Dataset items:
#####

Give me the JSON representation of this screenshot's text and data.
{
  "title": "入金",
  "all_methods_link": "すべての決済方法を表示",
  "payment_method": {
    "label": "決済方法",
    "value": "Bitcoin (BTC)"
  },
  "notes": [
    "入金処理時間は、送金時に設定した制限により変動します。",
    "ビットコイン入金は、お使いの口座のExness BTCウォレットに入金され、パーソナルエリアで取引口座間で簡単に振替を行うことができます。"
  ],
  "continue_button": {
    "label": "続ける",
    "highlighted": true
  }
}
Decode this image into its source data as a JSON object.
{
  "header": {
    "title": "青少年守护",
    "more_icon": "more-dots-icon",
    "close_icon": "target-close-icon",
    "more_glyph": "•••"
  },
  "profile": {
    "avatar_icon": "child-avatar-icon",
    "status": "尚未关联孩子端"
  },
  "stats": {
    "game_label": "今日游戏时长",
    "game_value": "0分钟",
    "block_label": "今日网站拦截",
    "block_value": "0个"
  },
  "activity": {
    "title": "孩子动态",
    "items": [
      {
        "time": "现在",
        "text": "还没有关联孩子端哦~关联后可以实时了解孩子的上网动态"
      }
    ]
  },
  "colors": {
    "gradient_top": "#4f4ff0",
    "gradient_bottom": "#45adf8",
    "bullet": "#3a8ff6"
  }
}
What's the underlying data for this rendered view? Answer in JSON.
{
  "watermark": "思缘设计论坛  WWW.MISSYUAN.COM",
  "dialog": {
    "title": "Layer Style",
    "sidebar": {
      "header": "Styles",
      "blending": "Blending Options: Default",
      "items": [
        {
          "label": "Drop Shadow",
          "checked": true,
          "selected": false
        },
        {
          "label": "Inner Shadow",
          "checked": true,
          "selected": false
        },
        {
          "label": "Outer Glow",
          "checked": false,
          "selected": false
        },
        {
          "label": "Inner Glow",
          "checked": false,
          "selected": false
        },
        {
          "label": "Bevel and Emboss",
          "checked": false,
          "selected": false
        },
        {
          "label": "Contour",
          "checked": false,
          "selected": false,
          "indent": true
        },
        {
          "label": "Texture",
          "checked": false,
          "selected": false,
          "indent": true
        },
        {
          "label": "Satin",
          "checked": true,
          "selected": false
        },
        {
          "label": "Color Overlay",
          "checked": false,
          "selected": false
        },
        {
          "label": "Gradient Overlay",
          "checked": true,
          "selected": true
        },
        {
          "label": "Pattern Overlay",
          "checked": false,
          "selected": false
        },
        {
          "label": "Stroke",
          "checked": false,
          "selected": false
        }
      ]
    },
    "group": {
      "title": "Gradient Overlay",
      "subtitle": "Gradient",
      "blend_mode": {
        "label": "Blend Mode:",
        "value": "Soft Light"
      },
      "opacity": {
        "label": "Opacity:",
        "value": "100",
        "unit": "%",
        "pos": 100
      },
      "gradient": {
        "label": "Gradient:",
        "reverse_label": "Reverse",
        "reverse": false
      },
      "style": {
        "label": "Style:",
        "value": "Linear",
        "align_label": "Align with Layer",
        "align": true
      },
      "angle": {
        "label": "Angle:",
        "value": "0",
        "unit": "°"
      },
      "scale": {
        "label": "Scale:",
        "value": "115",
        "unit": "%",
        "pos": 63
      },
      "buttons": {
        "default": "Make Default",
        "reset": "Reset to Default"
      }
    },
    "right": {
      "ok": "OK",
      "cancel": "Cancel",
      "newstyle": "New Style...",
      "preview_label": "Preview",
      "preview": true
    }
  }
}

#####

> **Task**
Tally the lines above that contain the word "Inner", and reply with only the number.

> **Answer below**
2